Dataset rows:
==*==
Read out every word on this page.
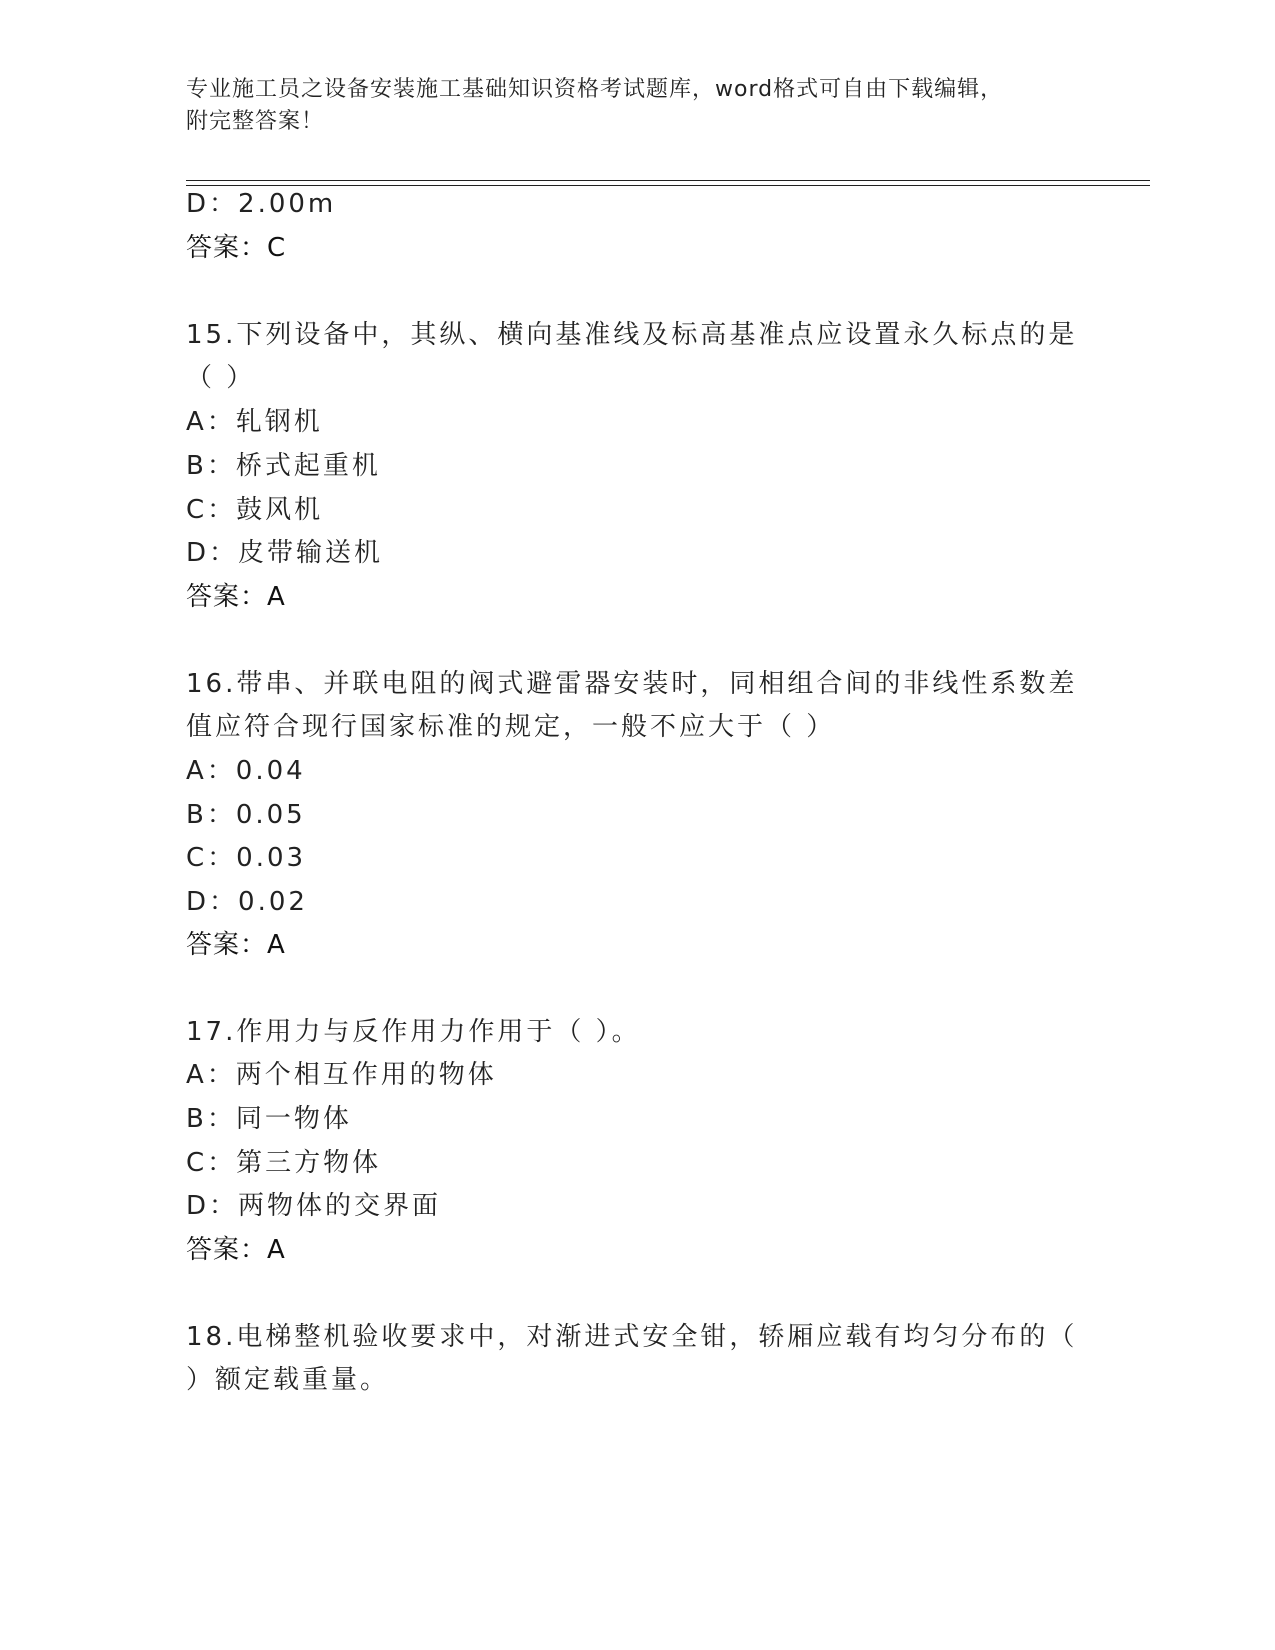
专业施工员之设备安装施工基础知识资格考试题库，word格式可自由下载编辑，
附完整答案！
D：2.00m
答案：C
15.下列设备中，其纵、横向基准线及标高基准点应设置永久标点的是
（ ）
A：轧钢机
B：桥式起重机
C：鼓风机
D：皮带输送机
答案：A
16.带串、并联电阻的阀式避雷器安装时，同相组合间的非线性系数差
值应符合现行国家标准的规定，一般不应大于（ ）
A：0.04
B：0.05
C：0.03
D：0.02
答案：A
17.作用力与反作用力作用于（ ）。
A：两个相互作用的物体
B：同一物体
C：第三方物体
D：两物体的交界面
答案：A
18.电梯整机验收要求中，对渐进式安全钳，轿厢应载有均匀分布的（
）额定载重量。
==*==
§ Given instruction
Copy the material above in full and exactly, skipping pictures.

§ Result
Read out every word on this page.
专业施工员之设备安装施工基础知识资格考试题库，word格式可自由下载编辑，
附完整答案！
D：2.00m
答案：C
15.下列设备中，其纵、横向基准线及标高基准点应设置永久标点的是
（ ）
A：轧钢机
B：桥式起重机
C：鼓风机
D：皮带输送机
答案：A
16.带串、并联电阻的阀式避雷器安装时，同相组合间的非线性系数差
值应符合现行国家标准的规定，一般不应大于（ ）
A：0.04
B：0.05
C：0.03
D：0.02
答案：A
17.作用力与反作用力作用于（ ）。
A：两个相互作用的物体
B：同一物体
C：第三方物体
D：两物体的交界面
答案：A
18.电梯整机验收要求中，对渐进式安全钳，轿厢应载有均匀分布的（
）额定载重量。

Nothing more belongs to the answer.